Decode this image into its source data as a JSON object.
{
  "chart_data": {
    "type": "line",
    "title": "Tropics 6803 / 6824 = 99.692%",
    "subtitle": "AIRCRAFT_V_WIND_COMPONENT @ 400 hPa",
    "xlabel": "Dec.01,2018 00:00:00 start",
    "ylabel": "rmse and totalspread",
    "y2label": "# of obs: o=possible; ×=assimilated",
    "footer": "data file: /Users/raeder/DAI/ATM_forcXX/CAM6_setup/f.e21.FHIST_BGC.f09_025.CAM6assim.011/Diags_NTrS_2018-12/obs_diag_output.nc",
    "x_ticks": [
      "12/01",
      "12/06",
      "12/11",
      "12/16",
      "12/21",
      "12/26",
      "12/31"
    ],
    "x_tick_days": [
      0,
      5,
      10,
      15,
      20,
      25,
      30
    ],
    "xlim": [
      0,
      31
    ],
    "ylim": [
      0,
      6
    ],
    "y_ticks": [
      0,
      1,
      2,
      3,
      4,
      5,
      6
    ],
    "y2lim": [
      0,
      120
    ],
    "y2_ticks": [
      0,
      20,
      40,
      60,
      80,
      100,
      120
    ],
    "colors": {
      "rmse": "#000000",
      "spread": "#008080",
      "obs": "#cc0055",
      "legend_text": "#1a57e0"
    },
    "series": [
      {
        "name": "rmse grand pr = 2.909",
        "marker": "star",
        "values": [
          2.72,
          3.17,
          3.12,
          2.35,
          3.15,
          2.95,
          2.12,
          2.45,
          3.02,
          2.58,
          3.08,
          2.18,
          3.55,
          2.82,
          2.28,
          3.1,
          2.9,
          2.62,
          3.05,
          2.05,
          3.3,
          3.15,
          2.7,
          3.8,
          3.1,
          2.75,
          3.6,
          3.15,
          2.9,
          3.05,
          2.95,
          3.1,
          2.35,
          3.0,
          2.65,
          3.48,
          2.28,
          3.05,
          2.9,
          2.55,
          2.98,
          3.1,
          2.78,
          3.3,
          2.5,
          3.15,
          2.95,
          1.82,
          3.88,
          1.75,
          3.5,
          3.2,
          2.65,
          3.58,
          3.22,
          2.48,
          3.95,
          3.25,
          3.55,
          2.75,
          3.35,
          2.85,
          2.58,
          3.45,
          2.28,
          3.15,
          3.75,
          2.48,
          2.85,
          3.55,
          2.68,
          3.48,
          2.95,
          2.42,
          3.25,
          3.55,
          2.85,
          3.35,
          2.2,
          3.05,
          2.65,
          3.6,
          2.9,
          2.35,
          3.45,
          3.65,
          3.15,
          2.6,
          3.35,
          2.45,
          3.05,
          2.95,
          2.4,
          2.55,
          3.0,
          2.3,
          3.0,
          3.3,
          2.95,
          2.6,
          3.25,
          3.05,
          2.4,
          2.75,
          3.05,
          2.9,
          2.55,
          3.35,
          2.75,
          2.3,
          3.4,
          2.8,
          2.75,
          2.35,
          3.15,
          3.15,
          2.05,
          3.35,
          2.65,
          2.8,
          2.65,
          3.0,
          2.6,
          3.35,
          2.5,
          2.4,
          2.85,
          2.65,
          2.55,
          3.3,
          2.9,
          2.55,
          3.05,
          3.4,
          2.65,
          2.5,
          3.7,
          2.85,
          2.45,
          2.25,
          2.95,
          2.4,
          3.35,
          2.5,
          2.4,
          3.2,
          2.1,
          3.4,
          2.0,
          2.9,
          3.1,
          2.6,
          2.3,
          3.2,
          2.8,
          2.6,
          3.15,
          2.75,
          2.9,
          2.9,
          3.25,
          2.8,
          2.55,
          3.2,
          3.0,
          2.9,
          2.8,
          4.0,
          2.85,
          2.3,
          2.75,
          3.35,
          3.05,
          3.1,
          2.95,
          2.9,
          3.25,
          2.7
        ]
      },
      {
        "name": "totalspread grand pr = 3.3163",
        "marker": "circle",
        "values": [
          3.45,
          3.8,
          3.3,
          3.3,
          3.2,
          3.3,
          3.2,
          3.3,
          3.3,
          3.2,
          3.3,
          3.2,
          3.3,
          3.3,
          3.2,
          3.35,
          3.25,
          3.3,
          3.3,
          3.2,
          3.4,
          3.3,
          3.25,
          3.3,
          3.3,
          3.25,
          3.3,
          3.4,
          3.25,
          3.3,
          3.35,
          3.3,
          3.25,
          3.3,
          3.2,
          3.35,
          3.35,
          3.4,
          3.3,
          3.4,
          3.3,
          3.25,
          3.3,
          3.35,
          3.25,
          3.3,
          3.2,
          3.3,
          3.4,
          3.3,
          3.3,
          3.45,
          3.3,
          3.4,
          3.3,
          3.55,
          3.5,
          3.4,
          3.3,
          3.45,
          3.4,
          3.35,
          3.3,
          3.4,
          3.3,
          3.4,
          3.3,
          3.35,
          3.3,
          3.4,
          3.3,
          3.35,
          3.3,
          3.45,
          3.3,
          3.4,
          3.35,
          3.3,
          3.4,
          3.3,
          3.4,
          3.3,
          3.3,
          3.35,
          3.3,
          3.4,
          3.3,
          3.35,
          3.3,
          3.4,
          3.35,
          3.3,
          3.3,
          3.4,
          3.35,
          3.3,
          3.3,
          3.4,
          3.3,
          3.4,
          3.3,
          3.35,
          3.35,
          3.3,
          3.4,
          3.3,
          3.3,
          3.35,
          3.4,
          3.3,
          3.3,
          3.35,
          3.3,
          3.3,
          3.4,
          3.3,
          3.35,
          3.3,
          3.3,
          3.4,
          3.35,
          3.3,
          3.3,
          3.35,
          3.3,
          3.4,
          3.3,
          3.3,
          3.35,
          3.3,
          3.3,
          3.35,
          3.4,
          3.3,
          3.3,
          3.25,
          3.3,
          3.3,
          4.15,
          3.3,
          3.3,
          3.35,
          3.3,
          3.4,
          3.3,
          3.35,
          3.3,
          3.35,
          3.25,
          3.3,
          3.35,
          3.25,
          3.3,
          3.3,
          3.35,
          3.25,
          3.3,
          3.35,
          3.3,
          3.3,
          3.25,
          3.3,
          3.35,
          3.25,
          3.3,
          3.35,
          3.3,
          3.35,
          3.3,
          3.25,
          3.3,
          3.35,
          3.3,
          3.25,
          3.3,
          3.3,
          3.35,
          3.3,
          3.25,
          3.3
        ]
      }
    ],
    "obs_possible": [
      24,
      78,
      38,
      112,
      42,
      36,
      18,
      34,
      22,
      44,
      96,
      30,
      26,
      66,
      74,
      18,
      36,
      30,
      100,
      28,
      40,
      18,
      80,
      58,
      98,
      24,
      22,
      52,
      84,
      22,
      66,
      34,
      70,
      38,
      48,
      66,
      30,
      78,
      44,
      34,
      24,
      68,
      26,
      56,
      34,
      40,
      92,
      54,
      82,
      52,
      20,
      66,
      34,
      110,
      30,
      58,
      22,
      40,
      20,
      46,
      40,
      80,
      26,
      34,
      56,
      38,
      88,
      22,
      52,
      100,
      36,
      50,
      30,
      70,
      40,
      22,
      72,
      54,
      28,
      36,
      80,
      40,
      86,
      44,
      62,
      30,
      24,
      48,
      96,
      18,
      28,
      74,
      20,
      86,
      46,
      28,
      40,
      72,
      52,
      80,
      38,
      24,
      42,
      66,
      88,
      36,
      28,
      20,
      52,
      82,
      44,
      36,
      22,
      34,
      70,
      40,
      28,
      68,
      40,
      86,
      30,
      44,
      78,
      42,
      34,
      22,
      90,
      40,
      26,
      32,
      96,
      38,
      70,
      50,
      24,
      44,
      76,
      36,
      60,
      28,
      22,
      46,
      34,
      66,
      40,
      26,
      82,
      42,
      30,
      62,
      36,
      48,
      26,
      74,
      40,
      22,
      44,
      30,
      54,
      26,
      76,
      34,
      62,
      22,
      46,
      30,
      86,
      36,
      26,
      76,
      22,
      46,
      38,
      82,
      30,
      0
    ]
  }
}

:::

SET PROBLEM: Gather all lines where the word "rmse" appears.

THE OUTPUT:
    "ylabel": "rmse and totalspread",
      "rmse": "#000000",
        "name": "rmse grand pr = 2.909",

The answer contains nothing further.